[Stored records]
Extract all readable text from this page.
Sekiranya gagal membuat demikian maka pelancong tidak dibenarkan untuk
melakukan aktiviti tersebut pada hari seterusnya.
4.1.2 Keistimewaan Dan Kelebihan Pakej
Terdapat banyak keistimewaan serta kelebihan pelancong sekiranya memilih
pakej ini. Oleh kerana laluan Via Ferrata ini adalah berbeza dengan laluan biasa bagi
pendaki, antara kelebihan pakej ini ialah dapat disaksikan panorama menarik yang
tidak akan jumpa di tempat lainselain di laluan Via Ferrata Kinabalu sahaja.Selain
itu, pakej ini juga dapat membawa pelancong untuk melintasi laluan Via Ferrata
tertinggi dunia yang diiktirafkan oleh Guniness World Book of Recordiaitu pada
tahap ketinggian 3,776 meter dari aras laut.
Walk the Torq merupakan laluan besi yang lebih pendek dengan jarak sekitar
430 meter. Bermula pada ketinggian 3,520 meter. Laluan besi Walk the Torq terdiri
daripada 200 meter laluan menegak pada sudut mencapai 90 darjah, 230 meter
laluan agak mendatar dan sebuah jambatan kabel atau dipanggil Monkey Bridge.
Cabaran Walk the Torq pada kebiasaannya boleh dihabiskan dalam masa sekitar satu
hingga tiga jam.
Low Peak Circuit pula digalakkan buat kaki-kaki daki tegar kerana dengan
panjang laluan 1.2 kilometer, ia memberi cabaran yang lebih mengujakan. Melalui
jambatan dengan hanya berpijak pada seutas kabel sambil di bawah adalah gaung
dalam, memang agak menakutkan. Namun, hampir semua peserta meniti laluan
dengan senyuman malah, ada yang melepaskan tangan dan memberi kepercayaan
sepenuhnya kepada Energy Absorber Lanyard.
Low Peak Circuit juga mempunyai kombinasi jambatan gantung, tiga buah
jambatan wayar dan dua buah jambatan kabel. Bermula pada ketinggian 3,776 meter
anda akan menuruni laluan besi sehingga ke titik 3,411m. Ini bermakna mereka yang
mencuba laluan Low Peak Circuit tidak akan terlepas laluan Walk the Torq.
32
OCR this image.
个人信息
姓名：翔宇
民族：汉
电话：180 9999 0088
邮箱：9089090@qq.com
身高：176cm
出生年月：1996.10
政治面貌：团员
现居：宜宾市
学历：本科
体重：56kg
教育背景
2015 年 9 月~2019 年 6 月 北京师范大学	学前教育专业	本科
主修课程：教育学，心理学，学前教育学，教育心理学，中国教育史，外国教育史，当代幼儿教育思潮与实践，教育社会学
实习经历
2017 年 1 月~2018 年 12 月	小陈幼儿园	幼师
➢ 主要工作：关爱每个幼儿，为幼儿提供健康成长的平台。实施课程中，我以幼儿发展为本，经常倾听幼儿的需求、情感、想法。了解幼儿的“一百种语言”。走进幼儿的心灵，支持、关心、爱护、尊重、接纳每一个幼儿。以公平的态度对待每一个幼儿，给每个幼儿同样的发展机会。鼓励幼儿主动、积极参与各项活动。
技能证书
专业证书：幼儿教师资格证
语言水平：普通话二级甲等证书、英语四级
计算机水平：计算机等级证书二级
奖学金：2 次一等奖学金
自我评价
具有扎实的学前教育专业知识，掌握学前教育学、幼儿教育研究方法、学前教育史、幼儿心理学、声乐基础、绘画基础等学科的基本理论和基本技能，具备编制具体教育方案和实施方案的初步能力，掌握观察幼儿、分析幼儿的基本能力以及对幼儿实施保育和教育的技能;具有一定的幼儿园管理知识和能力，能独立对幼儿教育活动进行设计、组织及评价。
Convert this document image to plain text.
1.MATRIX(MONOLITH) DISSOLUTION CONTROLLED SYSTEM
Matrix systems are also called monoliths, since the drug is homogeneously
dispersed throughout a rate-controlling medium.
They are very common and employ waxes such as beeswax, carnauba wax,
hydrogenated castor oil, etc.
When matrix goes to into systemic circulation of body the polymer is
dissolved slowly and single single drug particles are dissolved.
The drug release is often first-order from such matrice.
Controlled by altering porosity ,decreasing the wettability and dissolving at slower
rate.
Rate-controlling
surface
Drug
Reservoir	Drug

*Exercise aim*
What is the number of lines above that contain the string "such"? Answer with the number alone.

*Output of the task*
2